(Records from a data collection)

•••••

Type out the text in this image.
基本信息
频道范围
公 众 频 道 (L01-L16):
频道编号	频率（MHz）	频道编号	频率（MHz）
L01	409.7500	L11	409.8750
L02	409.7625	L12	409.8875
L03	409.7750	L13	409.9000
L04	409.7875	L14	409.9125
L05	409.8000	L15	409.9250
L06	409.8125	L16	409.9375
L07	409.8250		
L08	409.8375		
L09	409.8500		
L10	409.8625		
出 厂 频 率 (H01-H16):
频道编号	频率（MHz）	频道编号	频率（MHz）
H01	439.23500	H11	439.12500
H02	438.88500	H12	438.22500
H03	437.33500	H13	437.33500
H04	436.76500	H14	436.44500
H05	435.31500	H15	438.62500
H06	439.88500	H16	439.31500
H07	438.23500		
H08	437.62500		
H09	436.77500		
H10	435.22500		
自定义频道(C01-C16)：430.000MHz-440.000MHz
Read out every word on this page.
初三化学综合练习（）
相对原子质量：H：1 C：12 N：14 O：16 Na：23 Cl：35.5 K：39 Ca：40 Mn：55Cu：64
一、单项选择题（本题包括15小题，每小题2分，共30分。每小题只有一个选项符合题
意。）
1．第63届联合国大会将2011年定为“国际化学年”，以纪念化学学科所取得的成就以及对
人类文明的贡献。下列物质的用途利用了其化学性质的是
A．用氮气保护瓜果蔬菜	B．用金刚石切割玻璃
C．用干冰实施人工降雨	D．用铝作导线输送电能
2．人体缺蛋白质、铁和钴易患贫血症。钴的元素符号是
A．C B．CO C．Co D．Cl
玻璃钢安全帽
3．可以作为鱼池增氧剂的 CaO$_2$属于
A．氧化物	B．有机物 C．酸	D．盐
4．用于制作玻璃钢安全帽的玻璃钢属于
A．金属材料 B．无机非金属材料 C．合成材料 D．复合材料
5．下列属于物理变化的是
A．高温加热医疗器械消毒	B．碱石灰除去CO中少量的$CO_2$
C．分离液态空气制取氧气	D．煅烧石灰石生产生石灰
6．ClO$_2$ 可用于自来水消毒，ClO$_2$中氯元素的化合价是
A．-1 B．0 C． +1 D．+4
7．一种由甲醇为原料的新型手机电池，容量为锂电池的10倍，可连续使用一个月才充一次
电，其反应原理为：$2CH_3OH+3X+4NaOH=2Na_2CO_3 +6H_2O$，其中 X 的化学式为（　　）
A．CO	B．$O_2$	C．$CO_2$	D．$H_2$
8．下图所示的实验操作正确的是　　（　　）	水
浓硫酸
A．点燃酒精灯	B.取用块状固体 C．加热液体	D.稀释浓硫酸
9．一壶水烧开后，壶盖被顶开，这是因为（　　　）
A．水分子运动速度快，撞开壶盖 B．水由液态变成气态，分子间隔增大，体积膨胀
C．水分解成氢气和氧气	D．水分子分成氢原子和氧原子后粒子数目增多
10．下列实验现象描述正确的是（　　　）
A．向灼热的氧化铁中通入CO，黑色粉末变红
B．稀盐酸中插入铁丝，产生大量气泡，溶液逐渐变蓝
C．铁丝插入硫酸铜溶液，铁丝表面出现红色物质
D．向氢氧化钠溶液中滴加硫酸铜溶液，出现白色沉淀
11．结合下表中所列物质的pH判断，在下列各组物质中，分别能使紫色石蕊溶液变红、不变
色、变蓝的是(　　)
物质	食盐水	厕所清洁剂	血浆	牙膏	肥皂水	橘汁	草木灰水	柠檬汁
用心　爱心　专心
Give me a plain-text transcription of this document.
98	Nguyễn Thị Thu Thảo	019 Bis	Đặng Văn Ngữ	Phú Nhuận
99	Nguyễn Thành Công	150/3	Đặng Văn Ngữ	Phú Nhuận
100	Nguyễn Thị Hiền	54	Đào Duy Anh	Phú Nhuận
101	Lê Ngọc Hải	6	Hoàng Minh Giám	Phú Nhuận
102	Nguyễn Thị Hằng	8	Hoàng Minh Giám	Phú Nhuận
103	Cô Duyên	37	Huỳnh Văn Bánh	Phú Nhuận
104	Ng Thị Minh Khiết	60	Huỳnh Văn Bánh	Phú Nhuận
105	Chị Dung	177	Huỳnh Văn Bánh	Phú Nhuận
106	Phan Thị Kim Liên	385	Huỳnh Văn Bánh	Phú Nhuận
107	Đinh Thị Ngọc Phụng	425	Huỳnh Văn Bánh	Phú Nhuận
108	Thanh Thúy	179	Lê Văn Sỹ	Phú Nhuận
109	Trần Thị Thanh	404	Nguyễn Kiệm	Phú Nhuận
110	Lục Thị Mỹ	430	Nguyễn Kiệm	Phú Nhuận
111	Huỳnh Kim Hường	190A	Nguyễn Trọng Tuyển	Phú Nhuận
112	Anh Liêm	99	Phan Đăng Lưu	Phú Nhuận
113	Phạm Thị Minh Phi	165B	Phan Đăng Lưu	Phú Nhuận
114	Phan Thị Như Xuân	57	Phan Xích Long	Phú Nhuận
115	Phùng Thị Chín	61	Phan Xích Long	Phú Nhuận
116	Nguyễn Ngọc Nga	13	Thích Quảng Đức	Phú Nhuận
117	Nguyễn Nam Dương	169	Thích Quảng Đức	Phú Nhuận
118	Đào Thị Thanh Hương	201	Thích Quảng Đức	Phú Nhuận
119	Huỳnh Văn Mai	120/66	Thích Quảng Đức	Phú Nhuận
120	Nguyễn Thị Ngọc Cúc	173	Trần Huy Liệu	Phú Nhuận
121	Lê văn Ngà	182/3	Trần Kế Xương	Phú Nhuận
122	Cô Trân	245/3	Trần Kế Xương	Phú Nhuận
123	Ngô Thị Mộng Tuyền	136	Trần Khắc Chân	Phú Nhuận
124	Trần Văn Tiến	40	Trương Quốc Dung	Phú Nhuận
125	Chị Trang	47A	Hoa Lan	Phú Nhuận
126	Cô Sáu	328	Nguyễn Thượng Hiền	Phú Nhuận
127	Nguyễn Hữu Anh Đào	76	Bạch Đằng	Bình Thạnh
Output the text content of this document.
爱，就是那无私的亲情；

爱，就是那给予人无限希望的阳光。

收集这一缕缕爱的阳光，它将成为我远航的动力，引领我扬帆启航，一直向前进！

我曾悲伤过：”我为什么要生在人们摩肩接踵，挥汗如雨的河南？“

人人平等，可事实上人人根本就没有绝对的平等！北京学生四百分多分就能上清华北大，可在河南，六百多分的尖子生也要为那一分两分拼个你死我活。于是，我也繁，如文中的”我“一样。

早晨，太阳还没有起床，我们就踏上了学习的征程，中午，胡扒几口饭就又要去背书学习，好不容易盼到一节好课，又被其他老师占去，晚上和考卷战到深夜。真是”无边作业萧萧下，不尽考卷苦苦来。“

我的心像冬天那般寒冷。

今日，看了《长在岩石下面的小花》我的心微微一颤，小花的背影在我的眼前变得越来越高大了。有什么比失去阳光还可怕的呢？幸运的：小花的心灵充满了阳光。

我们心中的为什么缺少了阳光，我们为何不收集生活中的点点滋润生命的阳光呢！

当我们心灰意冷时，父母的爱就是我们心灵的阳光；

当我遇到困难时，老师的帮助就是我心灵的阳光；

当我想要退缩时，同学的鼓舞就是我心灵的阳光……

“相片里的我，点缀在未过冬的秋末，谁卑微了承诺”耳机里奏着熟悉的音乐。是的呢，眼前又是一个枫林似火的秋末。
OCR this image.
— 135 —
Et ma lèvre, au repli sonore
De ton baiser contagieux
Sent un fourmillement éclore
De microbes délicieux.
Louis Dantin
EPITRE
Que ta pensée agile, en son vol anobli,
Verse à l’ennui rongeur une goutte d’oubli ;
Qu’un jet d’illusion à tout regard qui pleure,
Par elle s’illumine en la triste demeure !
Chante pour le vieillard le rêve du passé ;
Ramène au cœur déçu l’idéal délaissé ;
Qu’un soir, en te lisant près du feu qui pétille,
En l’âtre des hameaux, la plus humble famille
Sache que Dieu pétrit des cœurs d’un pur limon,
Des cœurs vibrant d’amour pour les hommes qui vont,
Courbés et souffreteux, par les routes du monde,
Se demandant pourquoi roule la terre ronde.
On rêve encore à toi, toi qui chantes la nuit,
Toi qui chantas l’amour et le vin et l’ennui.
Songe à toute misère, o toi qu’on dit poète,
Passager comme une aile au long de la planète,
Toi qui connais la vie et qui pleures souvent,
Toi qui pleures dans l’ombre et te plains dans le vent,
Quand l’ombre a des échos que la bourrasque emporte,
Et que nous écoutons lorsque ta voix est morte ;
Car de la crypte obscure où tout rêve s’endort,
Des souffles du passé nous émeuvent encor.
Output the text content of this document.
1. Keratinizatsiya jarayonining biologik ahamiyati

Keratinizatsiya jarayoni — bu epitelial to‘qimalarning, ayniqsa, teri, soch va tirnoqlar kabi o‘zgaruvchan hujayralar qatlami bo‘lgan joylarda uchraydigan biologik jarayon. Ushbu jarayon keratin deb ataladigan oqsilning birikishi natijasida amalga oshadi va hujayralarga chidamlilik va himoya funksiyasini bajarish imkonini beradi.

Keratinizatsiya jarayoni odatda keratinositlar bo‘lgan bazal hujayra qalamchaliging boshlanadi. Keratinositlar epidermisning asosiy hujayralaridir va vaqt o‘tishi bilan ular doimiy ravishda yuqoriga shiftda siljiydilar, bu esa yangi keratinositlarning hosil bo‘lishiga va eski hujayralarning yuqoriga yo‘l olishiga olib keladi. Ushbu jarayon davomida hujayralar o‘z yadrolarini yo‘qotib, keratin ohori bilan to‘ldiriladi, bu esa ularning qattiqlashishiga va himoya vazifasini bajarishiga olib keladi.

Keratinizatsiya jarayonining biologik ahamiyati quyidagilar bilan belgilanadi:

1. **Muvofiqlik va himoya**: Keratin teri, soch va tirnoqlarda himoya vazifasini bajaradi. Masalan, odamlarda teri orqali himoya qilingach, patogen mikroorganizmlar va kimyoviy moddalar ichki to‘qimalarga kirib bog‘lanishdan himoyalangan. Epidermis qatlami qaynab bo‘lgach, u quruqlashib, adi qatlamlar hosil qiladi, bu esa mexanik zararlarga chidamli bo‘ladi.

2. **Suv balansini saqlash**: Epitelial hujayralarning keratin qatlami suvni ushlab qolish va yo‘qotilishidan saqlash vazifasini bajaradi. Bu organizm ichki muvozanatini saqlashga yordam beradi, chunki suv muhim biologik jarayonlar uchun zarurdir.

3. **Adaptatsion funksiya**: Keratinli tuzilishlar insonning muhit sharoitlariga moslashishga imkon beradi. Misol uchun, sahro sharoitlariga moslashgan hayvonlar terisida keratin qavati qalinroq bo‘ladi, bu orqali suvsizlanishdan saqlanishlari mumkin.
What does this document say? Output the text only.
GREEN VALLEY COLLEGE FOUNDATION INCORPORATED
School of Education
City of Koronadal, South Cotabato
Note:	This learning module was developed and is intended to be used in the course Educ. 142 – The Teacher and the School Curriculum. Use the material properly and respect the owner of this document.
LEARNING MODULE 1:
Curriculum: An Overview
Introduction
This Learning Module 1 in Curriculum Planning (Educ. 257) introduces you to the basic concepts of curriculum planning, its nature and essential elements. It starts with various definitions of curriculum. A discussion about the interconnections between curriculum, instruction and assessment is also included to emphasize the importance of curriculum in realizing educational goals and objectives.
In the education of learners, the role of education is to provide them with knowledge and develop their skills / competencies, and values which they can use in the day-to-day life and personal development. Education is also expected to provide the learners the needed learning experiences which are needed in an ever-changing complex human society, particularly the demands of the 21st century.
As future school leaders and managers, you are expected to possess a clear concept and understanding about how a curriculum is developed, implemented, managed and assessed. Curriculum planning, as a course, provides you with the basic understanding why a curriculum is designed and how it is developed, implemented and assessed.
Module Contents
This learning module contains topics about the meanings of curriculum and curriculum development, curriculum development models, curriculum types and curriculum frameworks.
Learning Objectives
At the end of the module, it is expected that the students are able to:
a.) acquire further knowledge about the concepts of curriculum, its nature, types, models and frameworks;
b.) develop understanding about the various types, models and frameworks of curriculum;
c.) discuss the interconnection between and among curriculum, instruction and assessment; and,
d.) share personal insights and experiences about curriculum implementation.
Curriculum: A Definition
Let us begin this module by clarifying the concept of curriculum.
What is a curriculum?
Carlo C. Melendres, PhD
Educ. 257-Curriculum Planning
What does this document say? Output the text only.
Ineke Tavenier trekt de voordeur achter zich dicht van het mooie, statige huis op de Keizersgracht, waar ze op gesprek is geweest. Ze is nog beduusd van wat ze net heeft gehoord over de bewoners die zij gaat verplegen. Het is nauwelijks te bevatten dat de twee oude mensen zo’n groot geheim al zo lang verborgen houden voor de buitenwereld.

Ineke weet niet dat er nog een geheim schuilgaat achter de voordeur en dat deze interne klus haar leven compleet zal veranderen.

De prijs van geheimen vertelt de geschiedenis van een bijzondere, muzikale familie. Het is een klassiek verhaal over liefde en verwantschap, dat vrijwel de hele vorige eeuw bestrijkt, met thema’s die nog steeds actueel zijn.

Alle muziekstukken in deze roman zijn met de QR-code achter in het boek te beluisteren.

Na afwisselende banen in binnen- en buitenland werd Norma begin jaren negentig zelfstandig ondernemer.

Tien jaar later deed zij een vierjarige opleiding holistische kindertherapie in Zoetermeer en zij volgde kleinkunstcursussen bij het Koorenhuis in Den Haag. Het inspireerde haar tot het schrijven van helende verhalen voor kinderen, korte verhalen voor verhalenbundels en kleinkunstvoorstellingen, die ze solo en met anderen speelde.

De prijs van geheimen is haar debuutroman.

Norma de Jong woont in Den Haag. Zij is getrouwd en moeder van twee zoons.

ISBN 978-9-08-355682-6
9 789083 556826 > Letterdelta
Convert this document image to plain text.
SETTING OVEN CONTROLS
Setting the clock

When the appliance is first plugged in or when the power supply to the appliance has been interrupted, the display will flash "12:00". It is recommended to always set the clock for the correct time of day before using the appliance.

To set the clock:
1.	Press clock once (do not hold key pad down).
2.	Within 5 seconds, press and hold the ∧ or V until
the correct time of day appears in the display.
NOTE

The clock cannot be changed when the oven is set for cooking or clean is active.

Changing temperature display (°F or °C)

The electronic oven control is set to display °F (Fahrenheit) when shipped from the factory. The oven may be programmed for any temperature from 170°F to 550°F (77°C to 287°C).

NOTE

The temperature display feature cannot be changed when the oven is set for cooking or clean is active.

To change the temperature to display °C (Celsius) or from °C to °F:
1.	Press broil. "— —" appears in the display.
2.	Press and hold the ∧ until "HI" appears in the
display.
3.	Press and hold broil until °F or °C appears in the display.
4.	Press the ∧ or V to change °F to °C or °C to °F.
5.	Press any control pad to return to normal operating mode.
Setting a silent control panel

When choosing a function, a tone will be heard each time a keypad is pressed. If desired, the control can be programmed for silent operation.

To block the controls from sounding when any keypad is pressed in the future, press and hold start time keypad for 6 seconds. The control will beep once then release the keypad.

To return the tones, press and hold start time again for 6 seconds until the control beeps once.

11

•••••

Filter the entries down to the lines with the word "silent" in them.

Setting a silent control panel
When choosing a function, a tone will be heard each time a keypad is pressed. If desired, the control can be programmed for silent operation.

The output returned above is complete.